- EXERCISE -
Retype each entry below exactly as it stands.
---- THE DATA
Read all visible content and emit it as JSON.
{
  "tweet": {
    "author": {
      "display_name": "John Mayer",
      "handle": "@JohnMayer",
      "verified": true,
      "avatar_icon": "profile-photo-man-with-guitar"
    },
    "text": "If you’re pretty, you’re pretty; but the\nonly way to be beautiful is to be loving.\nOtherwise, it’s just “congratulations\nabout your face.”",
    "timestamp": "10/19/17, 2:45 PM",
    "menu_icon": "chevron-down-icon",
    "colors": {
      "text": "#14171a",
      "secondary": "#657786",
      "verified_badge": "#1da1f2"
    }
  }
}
--------
- WORKED ANSWER -
Read all visible content and emit it as JSON.
{
  "tweet": {
    "author": {
      "display_name": "John Mayer",
      "handle": "@JohnMayer",
      "verified": true,
      "avatar_icon": "profile-photo-man-with-guitar"
    },
    "text": "If you’re pretty, you’re pretty; but the\nonly way to be beautiful is to be loving.\nOtherwise, it’s just “congratulations\nabout your face.”",
    "timestamp": "10/19/17, 2:45 PM",
    "menu_icon": "chevron-down-icon",
    "colors": {
      "text": "#14171a",
      "secondary": "#657786",
      "verified_badge": "#1da1f2"
    }
  }
}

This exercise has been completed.